### Records for processing
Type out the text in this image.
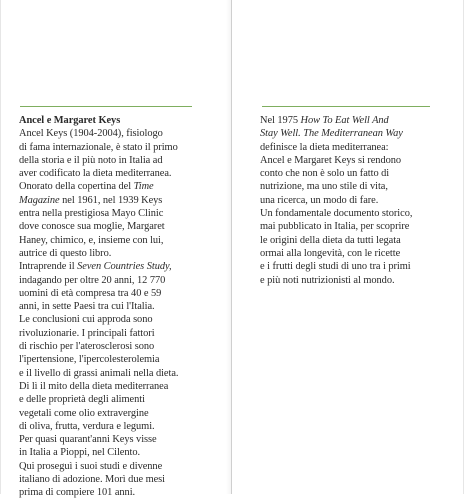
Ancel e Margaret Keys
Ancel Keys (1904-2004), fisiologo
di fama internazionale, è stato il primo
della storia e il più noto in Italia ad
aver codificato la dieta mediterranea.
Onorato della copertina del Time
Magazine nel 1961, nel 1939 Keys
entra nella prestigiosa Mayo Clinic
dove conosce sua moglie, Margaret
Haney, chimico, e, insieme con lui,
autrice di questo libro.
Intraprende il Seven Countries Study,
indagando per oltre 20 anni, 12 770
uomini di età compresa tra 40 e 59
anni, in sette Paesi tra cui l'Italia.
Le conclusioni cui approda sono
rivoluzionarie. I principali fattori
di rischio per l'aterosclerosi sono
l'ipertensione, l'ipercolesterolemia
e il livello di grassi animali nella dieta.
Di lì il mito della dieta mediterranea
e delle proprietà degli alimenti
vegetali come olio extravergine
di oliva, frutta, verdura e legumi.
Per quasi quarant'anni Keys visse
in Italia a Pioppi, nel Cilento.
Qui proseguì i suoi studi e divenne
italiano di adozione. Morì due mesi
prima di compiere 101 anni.
Nel 1975 How To Eat Well And
Stay Well. The Mediterranean Way
definisce la dieta mediterranea:
Ancel e Margaret Keys si rendono
conto che non è solo un fatto di
nutrizione, ma uno stile di vita,
una ricerca, un modo di fare.
Un fondamentale documento storico,
mai pubblicato in Italia, per scoprire
le origini della dieta da tutti legata
ormai alla longevità, con le ricette
e i frutti degli studi di uno tra i primi
e più noti nutrizionisti al mondo.
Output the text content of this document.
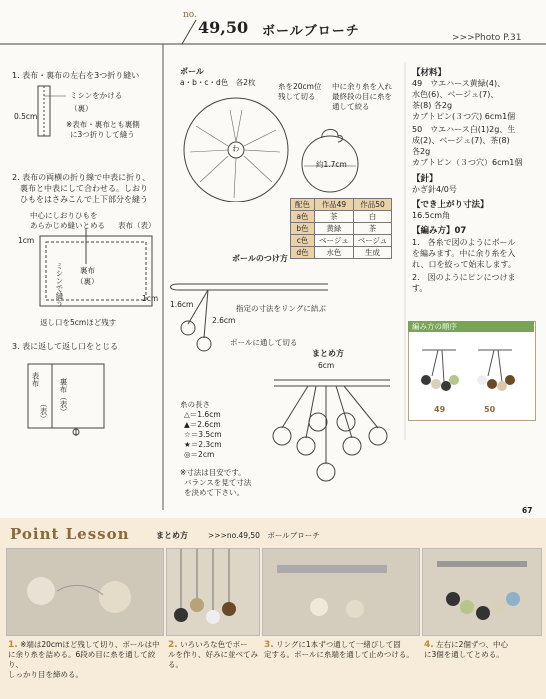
no.
49,50 ボールブローチ	>>>Photo P.31
1. 表布・裏布の左右を3つ折り縫い
ミシンをかける
（裏）
0.5cm
※表布・裏布とも裏側
に3つ折りして縫う
2. 表布の両横の折り線で中表に折り、
裏布と中表にして合わせる。しおり
ひもをはさみこんで上下部分を縫う
中心にしおりひもを
あらかじめ縫いとめる 表布（表）
1cm
1cm
ミシンで縫う 裏布
（裏）
返し口を5cmほど残す
3. 表に返して返し口をとじる
表布
（表） 裏布（表）
ボール
a・b・c・d色　各2枚
わ
糸を20cm位
残して切る
中に余り糸を入れ
最終段の目に糸を
通して絞る
約1.7cm
配色	作品49	作品50
a色	茶	白
b色	黄緑	茶
c色	ベージュ	ベージュ
d色	水色	生成
ボールのつけ方
1.6cm
2.6cm
指定の寸法をリングに結ぶ
ボールに通して切る
まとめ方
6cm
糸の長さ
△＝1.6cm
▲＝2.6cm
☆＝3.5cm
★＝2.3cm
◎＝2cm
※寸法は目安です。
バランスを見て寸法
を決めて下さい。
【材料】
49　ウエハース黄緑(4)、
水色(6)、ベージュ(7)、
茶(8) 各2g
カブトピン(３つ穴) 6cm1個
50　ウエハース白(1)2g、生
成(2)、ベージュ(7)、茶(8)
各2g
カブトピン（３つ穴）6cm1個
【針】
かぎ針4/0号
【でき上がり寸法】
16.5cm角
【編み方】07
1.　各糸で図のようにボール
を編みます。中に余り糸を入
れ、口を絞って始末します。
2.　図のようにピンにつけま
す。
編み方の順序
49	50
67
Point Lesson	まとめ方	>>>no.49,50　ボールブローチ
1. ※端は20cmほど残して切り、ボールは中
に余り糸を詰める。6段め目に糸を通して絞り、
しっかり目を締める。
2. いろいろな色でボー
ルを作り、好みに並べてみ
る。
3. リングに1本ずつ通して一緒びして固
定する。ボールに糸端を通して止めつける。
4. 左右に2個ずつ、中心
に3個を通してとめる。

### Problem description
List each line holding the string "sono".

### Task result
Le conclusioni cui approda sono
di rischio per l'aterosclerosi sono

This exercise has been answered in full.